[Dataset entries on figures]
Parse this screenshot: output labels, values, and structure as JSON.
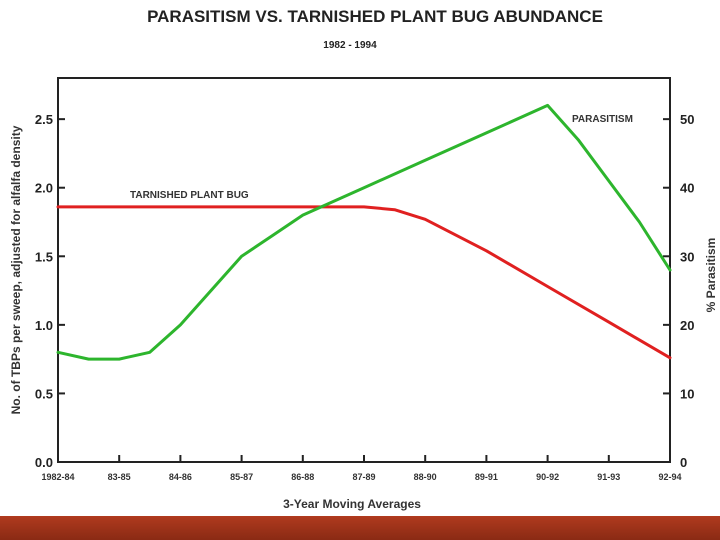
{
  "chart_data": {
    "type": "line",
    "title": "PARASITISM VS. TARNISHED PLANT BUG ABUNDANCE",
    "subtitle": "1982 - 1994",
    "xlabel": "3-Year Moving Averages",
    "ylabel": "No. of TBPs per sweep, adjusted for alfalfa density",
    "y2label": "% Parasitism",
    "categories": [
      "1982-84",
      "83-85",
      "84-86",
      "85-87",
      "86-88",
      "87-89",
      "88-90",
      "89-91",
      "90-92",
      "91-93",
      "92-94"
    ],
    "ylim": [
      0,
      2.8
    ],
    "y2lim": [
      0,
      56
    ],
    "yticks": [
      "0.0",
      "0.5",
      "1.0",
      "1.5",
      "2.0",
      "2.5"
    ],
    "y2ticks": [
      "0",
      "10",
      "20",
      "30",
      "40",
      "50"
    ],
    "series": [
      {
        "name": "TARNISHED PLANT BUG",
        "axis": "left",
        "color": "#e02020",
        "x": [
          0,
          1,
          2,
          3,
          4,
          5,
          5.5,
          6,
          7,
          8,
          9,
          10
        ],
        "values": [
          1.86,
          1.86,
          1.86,
          1.86,
          1.86,
          1.86,
          1.84,
          1.77,
          1.54,
          1.28,
          1.02,
          0.76
        ]
      },
      {
        "name": "PARASITISM",
        "axis": "right",
        "color": "#2db52d",
        "x": [
          0,
          0.5,
          1,
          1.5,
          2,
          3,
          3.5,
          4,
          5,
          6,
          7,
          8,
          8.5,
          9,
          9.5,
          10
        ],
        "values": [
          16,
          15,
          15,
          16,
          20,
          30,
          33,
          36,
          40,
          44,
          48,
          52,
          47,
          41,
          35,
          28
        ]
      }
    ],
    "colors": {
      "tpb": "#e02020",
      "parasitism": "#2db52d",
      "bottom_bar": "#9c3218"
    }
  }
}
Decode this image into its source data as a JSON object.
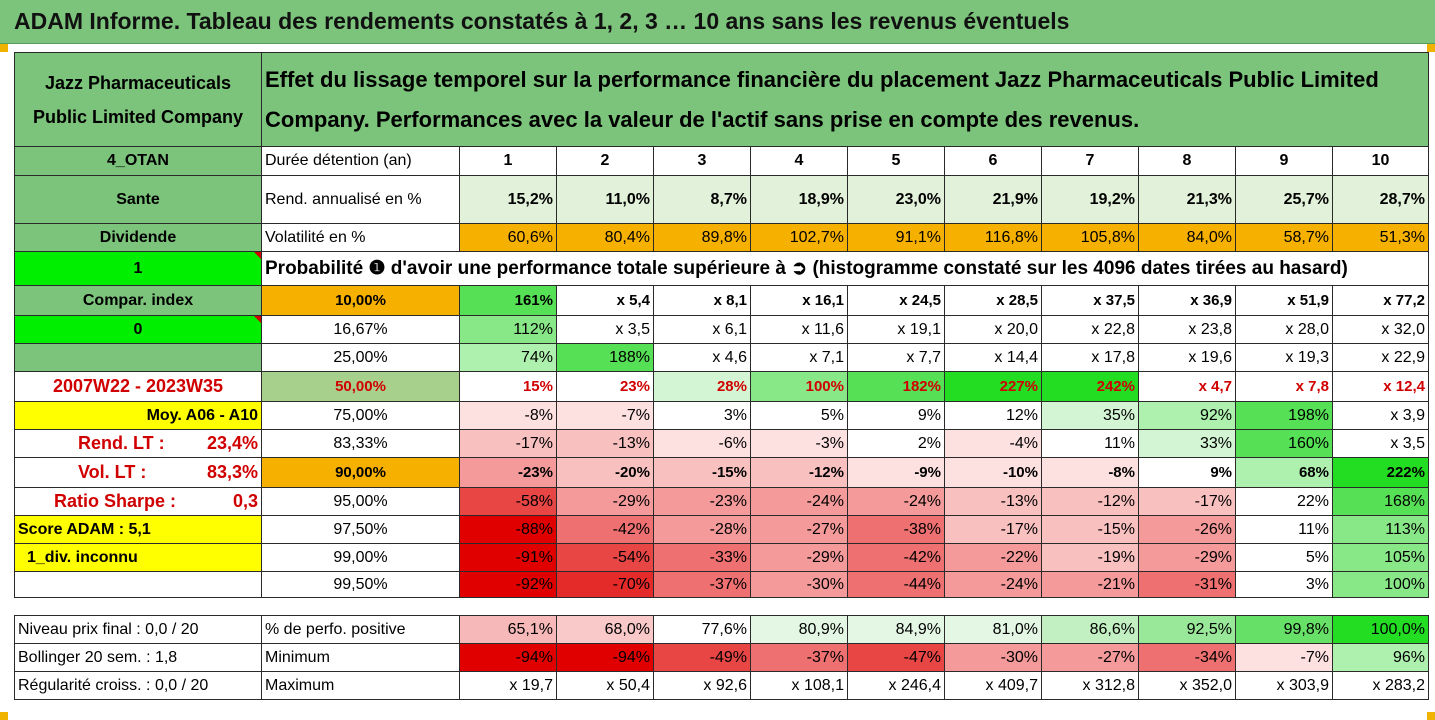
{
  "title": "ADAM Informe. Tableau des rendements constatés à 1, 2, 3 … 10 ans sans les revenus éventuels",
  "company": "Jazz Pharmaceuticals Public Limited Company",
  "header_text": "Effet du lissage temporel sur la performance financière du placement Jazz Pharmaceuticals Public Limited Company. Performances avec la valeur de l'actif sans prise en compte des revenus.",
  "left_labels": {
    "code": "4_OTAN",
    "sector": "Sante",
    "dividend": "Dividende",
    "one": "1",
    "compar": "Compar. index",
    "zero": "0",
    "blank": "",
    "period": "2007W22 - 2023W35",
    "moy": "Moy. A06 - A10",
    "rend_lt": "Rend. LT :",
    "rend_lt_val": "23,4%",
    "vol_lt": "Vol. LT :",
    "vol_lt_val": "83,3%",
    "sharpe": "Ratio Sharpe :",
    "sharpe_val": "0,3",
    "score": "Score ADAM : 5,1",
    "div": "1_div. inconnu",
    "blank2": ""
  },
  "row_labels": {
    "duration": "Durée détention (an)",
    "rend": "Rend. annualisé en %",
    "vol": "Volatilité en %",
    "prob": "Probabilité ❶ d'avoir une performance totale supérieure à ➲ (histogramme constaté sur les 4096 dates tirées au hasard)"
  },
  "years": [
    "1",
    "2",
    "3",
    "4",
    "5",
    "6",
    "7",
    "8",
    "9",
    "10"
  ],
  "rend": [
    "15,2%",
    "11,0%",
    "8,7%",
    "18,9%",
    "23,0%",
    "21,9%",
    "19,2%",
    "21,3%",
    "25,7%",
    "28,7%"
  ],
  "vol": [
    "60,6%",
    "80,4%",
    "89,8%",
    "102,7%",
    "91,1%",
    "116,8%",
    "105,8%",
    "84,0%",
    "58,7%",
    "51,3%"
  ],
  "prob_rows": [
    {
      "p": "10,00%",
      "v": [
        "161%",
        "x 5,4",
        "x 8,1",
        "x 16,1",
        "x 24,5",
        "x 28,5",
        "x 37,5",
        "x 36,9",
        "x 51,9",
        "x 77,2"
      ]
    },
    {
      "p": "16,67%",
      "v": [
        "112%",
        "x 3,5",
        "x 6,1",
        "x 11,6",
        "x 19,1",
        "x 20,0",
        "x 22,8",
        "x 23,8",
        "x 28,0",
        "x 32,0"
      ]
    },
    {
      "p": "25,00%",
      "v": [
        "74%",
        "188%",
        "x 4,6",
        "x 7,1",
        "x 7,7",
        "x 14,4",
        "x 17,8",
        "x 19,6",
        "x 19,3",
        "x 22,9"
      ]
    },
    {
      "p": "50,00%",
      "v": [
        "15%",
        "23%",
        "28%",
        "100%",
        "182%",
        "227%",
        "242%",
        "x 4,7",
        "x 7,8",
        "x 12,4"
      ]
    },
    {
      "p": "75,00%",
      "v": [
        "-8%",
        "-7%",
        "3%",
        "5%",
        "9%",
        "12%",
        "35%",
        "92%",
        "198%",
        "x 3,9"
      ]
    },
    {
      "p": "83,33%",
      "v": [
        "-17%",
        "-13%",
        "-6%",
        "-3%",
        "2%",
        "-4%",
        "11%",
        "33%",
        "160%",
        "x 3,5"
      ]
    },
    {
      "p": "90,00%",
      "v": [
        "-23%",
        "-20%",
        "-15%",
        "-12%",
        "-9%",
        "-10%",
        "-8%",
        "9%",
        "68%",
        "222%"
      ]
    },
    {
      "p": "95,00%",
      "v": [
        "-58%",
        "-29%",
        "-23%",
        "-24%",
        "-24%",
        "-13%",
        "-12%",
        "-17%",
        "22%",
        "168%"
      ]
    },
    {
      "p": "97,50%",
      "v": [
        "-88%",
        "-42%",
        "-28%",
        "-27%",
        "-38%",
        "-17%",
        "-15%",
        "-26%",
        "11%",
        "113%"
      ]
    },
    {
      "p": "99,00%",
      "v": [
        "-91%",
        "-54%",
        "-33%",
        "-29%",
        "-42%",
        "-22%",
        "-19%",
        "-29%",
        "5%",
        "105%"
      ]
    },
    {
      "p": "99,50%",
      "v": [
        "-92%",
        "-70%",
        "-37%",
        "-30%",
        "-44%",
        "-24%",
        "-21%",
        "-31%",
        "3%",
        "100%"
      ]
    }
  ],
  "bottom": {
    "niveau": "Niveau prix final : 0,0 / 20",
    "bollinger": "Bollinger 20 sem. :  1,8",
    "regularite": "Régularité croiss. : 0,0 / 20",
    "pos_label": "% de perfo. positive",
    "min_label": "Minimum",
    "max_label": "Maximum",
    "pos": [
      "65,1%",
      "68,0%",
      "77,6%",
      "80,9%",
      "84,9%",
      "81,0%",
      "86,6%",
      "92,5%",
      "99,8%",
      "100,0%"
    ],
    "min": [
      "-94%",
      "-94%",
      "-49%",
      "-37%",
      "-47%",
      "-30%",
      "-27%",
      "-34%",
      "-7%",
      "96%"
    ],
    "max": [
      "x 19,7",
      "x 50,4",
      "x 92,6",
      "x 108,1",
      "x 246,4",
      "x 409,7",
      "x 312,8",
      "x 352,0",
      "x 303,9",
      "x 283,2"
    ]
  },
  "colors": {
    "header_green": "#7cc47c",
    "light_green": "#e2f1d9",
    "bright_green": "#00ee00",
    "orange": "#f6b000",
    "yellow": "#ffff00",
    "red_text": "#d00000"
  }
}
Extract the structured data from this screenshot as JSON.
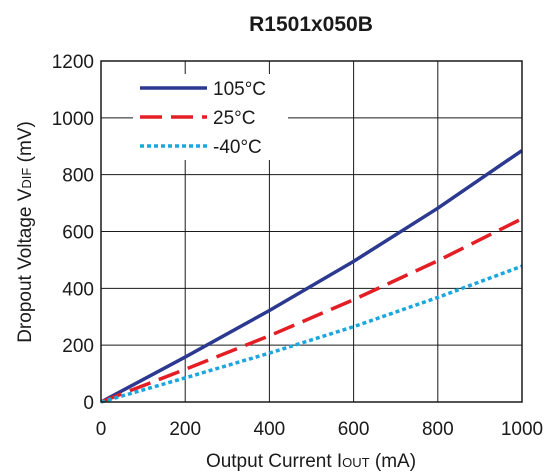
{
  "chart_data": {
    "type": "line",
    "title": "R1501x050B",
    "xlabel": {
      "main": "Output Current I",
      "sub": "OUT",
      "unit": " (mA)"
    },
    "ylabel": {
      "main": "Dropout  Voltage V",
      "sub": "DIF",
      "unit": " (mV)"
    },
    "xlim": [
      0,
      1000
    ],
    "ylim": [
      0,
      1200
    ],
    "xticks": [
      "0",
      "200",
      "400",
      "600",
      "800",
      "1000"
    ],
    "yticks": [
      "0",
      "200",
      "400",
      "600",
      "800",
      "1000",
      "1200"
    ],
    "grid": true,
    "legend_position": "top-left",
    "series": [
      {
        "name": "105°C",
        "color": "#2b3990",
        "dash": "solid",
        "x": [
          0,
          200,
          400,
          600,
          800,
          1000
        ],
        "y": [
          0,
          158,
          322,
          495,
          682,
          885
        ]
      },
      {
        "name": "25°C",
        "color": "#e31e24",
        "dash": "dashed",
        "x": [
          0,
          200,
          400,
          600,
          800,
          1000
        ],
        "y": [
          0,
          115,
          233,
          360,
          497,
          645
        ]
      },
      {
        "name": "-40°C",
        "color": "#1ba6df",
        "dash": "dotted",
        "x": [
          0,
          200,
          400,
          600,
          800,
          1000
        ],
        "y": [
          0,
          85,
          172,
          265,
          368,
          478
        ]
      }
    ]
  }
}
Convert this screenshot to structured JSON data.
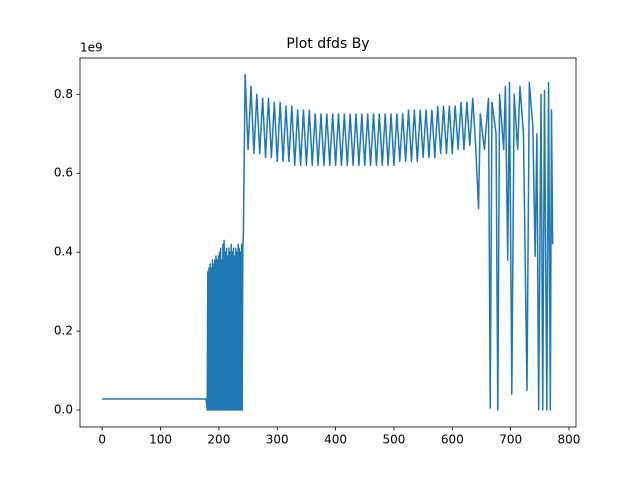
{
  "chart_data": {
    "type": "line",
    "title": "Plot dfds By",
    "y_offset_label": "1e9",
    "color": "#1f77b4",
    "x": [
      0,
      178,
      180,
      181,
      182,
      183,
      184,
      185,
      186,
      187,
      188,
      189,
      190,
      191,
      192,
      193,
      194,
      195,
      196,
      197,
      198,
      199,
      200,
      201,
      202,
      203,
      204,
      205,
      206,
      207,
      208,
      209,
      210,
      211,
      212,
      213,
      214,
      215,
      216,
      217,
      218,
      219,
      220,
      221,
      222,
      223,
      224,
      225,
      226,
      227,
      228,
      229,
      230,
      231,
      232,
      233,
      234,
      235,
      236,
      237,
      238,
      239,
      240,
      241,
      242,
      245,
      250,
      255,
      260,
      265,
      270,
      275,
      280,
      285,
      290,
      295,
      300,
      305,
      310,
      315,
      320,
      325,
      330,
      335,
      340,
      345,
      350,
      355,
      360,
      365,
      370,
      375,
      380,
      385,
      390,
      395,
      400,
      405,
      410,
      415,
      420,
      425,
      430,
      435,
      440,
      445,
      450,
      455,
      460,
      465,
      470,
      475,
      480,
      485,
      490,
      495,
      500,
      505,
      510,
      515,
      520,
      525,
      530,
      535,
      540,
      545,
      550,
      555,
      560,
      565,
      570,
      575,
      580,
      585,
      590,
      595,
      600,
      605,
      610,
      615,
      620,
      625,
      630,
      635,
      640,
      645,
      648,
      655,
      662,
      665,
      668,
      675,
      678,
      681,
      688,
      691,
      695,
      698,
      702,
      706,
      712,
      716,
      722,
      728,
      732,
      738,
      742,
      745,
      748,
      752,
      755,
      758,
      762,
      765,
      768,
      770,
      772
    ],
    "values": [
      0.028,
      0.028,
      0,
      0.35,
      0,
      0.36,
      0,
      0.37,
      0,
      0.36,
      0,
      0.38,
      0,
      0.37,
      0,
      0.38,
      0,
      0.39,
      0,
      0.38,
      0,
      0.39,
      0,
      0.4,
      0,
      0.41,
      0,
      0.38,
      0,
      0.42,
      0,
      0.43,
      0,
      0.4,
      0,
      0.41,
      0,
      0.39,
      0,
      0.41,
      0,
      0.4,
      0,
      0.42,
      0,
      0.4,
      0,
      0.41,
      0,
      0.39,
      0,
      0.41,
      0,
      0.4,
      0,
      0.42,
      0,
      0.41,
      0,
      0.4,
      0,
      0.42,
      0,
      0.41,
      0.45,
      0.85,
      0.66,
      0.82,
      0.65,
      0.8,
      0.65,
      0.79,
      0.64,
      0.79,
      0.64,
      0.78,
      0.63,
      0.78,
      0.63,
      0.77,
      0.63,
      0.77,
      0.62,
      0.76,
      0.62,
      0.76,
      0.62,
      0.76,
      0.62,
      0.75,
      0.62,
      0.75,
      0.62,
      0.75,
      0.62,
      0.75,
      0.62,
      0.75,
      0.62,
      0.75,
      0.62,
      0.75,
      0.62,
      0.75,
      0.62,
      0.75,
      0.62,
      0.75,
      0.62,
      0.75,
      0.62,
      0.75,
      0.62,
      0.75,
      0.62,
      0.75,
      0.62,
      0.75,
      0.63,
      0.75,
      0.63,
      0.76,
      0.63,
      0.76,
      0.63,
      0.76,
      0.64,
      0.76,
      0.64,
      0.76,
      0.64,
      0.77,
      0.65,
      0.77,
      0.65,
      0.77,
      0.65,
      0.77,
      0.66,
      0.78,
      0.66,
      0.78,
      0.67,
      0.79,
      0.67,
      0.51,
      0.75,
      0.66,
      0.79,
      0.005,
      0.78,
      0.7,
      0,
      0.8,
      0.66,
      0.82,
      0.38,
      0.83,
      0.04,
      0.8,
      0.66,
      0.82,
      0.7,
      0.05,
      0.83,
      0.72,
      0.39,
      0.7,
      0,
      0.8,
      0,
      0.81,
      0,
      0.83,
      0,
      0.76,
      0.42
    ],
    "xlim": [
      -38,
      812
    ],
    "ylim": [
      -0.043,
      0.892
    ],
    "xticks": [
      0,
      100,
      200,
      300,
      400,
      500,
      600,
      700,
      800
    ],
    "yticks": [
      {
        "value": 0,
        "label": "0.0"
      },
      0.2,
      0.4,
      0.6,
      0.8
    ]
  }
}
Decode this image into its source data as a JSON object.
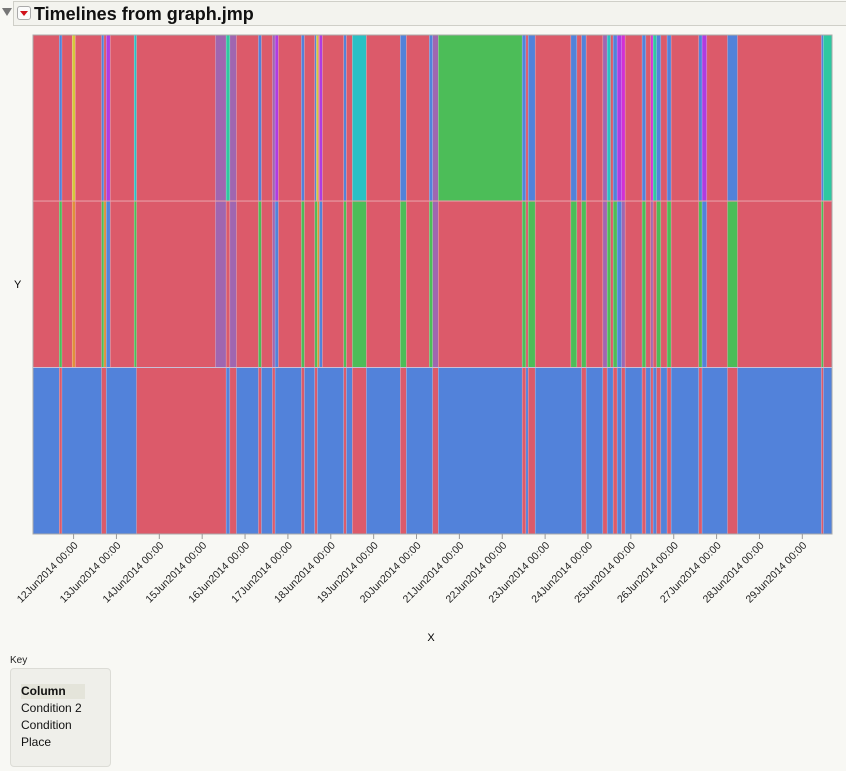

_Required task_
From the data above, show each line that contains "this".

_Task result_
Parse this screenshot: output labels, values, and structure as JSON.
Decode this image into its source data as a JSON object.
Extract the structured data from this screenshot as JSON.
Convert this screenshot to structured JSON data.
Decode this image into its source data as a JSON object.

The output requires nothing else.